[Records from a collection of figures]
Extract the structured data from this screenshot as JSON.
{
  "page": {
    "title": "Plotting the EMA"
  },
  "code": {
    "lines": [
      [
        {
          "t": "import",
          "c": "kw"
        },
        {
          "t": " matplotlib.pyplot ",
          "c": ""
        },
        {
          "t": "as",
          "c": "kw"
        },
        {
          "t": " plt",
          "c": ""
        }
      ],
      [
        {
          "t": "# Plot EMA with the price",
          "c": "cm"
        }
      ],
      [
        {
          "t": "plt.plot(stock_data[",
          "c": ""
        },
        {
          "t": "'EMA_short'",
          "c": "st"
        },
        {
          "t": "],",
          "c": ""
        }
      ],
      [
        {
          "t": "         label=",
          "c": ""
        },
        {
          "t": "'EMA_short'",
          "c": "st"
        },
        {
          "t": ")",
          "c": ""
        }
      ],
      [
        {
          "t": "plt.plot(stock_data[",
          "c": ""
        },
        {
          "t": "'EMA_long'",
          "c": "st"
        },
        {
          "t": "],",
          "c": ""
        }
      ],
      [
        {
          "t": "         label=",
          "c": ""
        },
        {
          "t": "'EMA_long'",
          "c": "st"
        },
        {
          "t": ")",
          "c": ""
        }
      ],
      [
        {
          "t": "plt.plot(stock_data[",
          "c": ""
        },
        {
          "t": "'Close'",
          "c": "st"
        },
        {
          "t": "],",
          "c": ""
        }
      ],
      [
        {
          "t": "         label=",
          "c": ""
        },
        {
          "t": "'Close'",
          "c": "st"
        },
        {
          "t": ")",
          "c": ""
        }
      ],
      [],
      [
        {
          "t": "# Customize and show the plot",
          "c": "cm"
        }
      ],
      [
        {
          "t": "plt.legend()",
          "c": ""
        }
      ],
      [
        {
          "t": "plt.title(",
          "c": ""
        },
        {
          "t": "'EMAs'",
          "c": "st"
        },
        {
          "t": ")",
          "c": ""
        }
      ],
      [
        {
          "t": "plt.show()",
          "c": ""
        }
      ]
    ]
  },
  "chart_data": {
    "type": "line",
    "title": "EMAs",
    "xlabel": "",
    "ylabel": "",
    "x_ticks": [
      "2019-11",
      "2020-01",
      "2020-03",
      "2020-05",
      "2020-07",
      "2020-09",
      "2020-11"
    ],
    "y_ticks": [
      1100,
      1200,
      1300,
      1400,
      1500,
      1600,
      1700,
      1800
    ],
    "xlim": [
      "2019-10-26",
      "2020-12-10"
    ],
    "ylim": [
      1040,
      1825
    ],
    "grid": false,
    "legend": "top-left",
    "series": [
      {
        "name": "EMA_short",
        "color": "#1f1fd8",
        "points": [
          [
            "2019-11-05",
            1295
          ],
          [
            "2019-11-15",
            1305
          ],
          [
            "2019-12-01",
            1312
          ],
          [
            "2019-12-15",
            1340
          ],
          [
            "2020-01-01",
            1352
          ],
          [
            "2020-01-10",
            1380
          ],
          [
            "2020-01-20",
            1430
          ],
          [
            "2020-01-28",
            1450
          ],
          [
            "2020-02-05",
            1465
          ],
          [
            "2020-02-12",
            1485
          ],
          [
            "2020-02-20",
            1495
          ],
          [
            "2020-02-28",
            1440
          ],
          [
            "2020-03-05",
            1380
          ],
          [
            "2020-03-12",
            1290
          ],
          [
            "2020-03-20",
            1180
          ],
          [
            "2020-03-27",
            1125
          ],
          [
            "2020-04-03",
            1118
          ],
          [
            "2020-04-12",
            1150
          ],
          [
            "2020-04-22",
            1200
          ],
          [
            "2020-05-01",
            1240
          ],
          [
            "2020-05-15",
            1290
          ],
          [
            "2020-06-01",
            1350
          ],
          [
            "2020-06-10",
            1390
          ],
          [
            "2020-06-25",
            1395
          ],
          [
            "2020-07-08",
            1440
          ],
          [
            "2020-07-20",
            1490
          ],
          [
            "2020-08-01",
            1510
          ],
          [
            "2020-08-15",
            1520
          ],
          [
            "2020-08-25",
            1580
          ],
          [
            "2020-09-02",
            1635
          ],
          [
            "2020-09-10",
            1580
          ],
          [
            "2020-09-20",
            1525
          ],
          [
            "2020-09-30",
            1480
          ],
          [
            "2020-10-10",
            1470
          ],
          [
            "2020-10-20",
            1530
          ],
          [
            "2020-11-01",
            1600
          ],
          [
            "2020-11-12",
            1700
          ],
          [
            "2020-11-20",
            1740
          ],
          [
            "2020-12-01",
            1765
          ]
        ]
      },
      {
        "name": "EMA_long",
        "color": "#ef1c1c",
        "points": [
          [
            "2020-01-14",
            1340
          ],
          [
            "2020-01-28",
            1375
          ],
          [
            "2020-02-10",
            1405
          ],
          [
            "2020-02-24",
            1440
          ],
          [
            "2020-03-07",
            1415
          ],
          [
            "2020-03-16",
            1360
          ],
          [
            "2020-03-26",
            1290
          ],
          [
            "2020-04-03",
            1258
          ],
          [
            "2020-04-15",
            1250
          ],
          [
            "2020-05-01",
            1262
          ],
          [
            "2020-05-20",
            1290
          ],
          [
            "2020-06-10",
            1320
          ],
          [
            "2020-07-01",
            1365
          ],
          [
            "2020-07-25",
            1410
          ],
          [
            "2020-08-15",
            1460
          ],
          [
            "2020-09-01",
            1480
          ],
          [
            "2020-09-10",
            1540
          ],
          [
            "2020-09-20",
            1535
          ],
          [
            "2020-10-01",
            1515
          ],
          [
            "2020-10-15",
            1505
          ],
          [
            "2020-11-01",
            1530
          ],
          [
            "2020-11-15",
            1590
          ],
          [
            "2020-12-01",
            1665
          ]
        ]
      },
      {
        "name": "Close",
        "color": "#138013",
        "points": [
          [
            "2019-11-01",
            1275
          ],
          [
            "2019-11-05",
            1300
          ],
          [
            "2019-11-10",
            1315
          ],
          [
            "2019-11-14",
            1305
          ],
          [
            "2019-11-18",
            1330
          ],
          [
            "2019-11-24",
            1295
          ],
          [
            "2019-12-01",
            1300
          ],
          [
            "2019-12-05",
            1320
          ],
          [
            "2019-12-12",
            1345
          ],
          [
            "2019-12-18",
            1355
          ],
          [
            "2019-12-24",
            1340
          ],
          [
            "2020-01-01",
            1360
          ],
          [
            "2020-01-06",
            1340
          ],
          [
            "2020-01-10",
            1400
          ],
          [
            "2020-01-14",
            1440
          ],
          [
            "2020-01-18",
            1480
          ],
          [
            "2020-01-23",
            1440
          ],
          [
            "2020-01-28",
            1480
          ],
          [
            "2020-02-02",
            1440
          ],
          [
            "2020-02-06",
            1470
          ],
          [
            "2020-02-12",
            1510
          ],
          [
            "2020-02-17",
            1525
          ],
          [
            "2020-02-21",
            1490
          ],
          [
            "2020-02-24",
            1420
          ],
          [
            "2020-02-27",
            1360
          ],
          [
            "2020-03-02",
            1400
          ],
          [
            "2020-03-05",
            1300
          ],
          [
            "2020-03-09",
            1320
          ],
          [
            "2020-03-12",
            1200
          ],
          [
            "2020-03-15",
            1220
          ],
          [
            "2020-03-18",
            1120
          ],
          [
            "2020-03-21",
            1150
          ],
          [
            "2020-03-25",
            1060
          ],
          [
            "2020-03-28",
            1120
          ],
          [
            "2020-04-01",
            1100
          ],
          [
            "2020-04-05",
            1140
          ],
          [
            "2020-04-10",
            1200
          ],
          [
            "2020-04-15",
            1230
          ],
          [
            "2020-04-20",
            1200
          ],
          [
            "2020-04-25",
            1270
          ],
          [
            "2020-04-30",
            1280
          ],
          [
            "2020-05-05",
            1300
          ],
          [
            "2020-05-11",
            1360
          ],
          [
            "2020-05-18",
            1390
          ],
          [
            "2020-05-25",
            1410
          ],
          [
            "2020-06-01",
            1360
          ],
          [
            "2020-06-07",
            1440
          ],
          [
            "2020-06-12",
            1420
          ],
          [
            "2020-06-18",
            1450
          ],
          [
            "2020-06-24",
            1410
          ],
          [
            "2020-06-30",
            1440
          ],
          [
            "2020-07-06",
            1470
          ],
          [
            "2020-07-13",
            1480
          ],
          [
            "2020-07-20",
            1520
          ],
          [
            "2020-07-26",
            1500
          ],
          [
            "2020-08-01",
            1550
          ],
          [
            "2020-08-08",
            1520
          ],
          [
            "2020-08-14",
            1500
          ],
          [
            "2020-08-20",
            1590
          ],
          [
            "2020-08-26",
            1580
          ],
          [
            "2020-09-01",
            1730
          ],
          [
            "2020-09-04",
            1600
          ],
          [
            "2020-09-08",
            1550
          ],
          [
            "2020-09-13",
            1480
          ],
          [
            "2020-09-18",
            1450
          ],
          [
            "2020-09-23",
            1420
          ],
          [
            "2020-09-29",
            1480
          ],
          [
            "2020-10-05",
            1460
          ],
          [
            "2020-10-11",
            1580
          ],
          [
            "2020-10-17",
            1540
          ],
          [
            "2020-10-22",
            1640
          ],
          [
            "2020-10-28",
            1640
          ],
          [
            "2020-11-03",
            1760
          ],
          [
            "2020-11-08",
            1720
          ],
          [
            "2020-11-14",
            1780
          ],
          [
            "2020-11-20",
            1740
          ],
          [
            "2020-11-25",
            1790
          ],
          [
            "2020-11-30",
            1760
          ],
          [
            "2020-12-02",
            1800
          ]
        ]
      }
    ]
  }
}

[Do this] For each line in the data above that contains the string "color", extract the line.

[Exercise response]
        "color": "#1f1fd8",
        "color": "#ef1c1c",
        "color": "#138013",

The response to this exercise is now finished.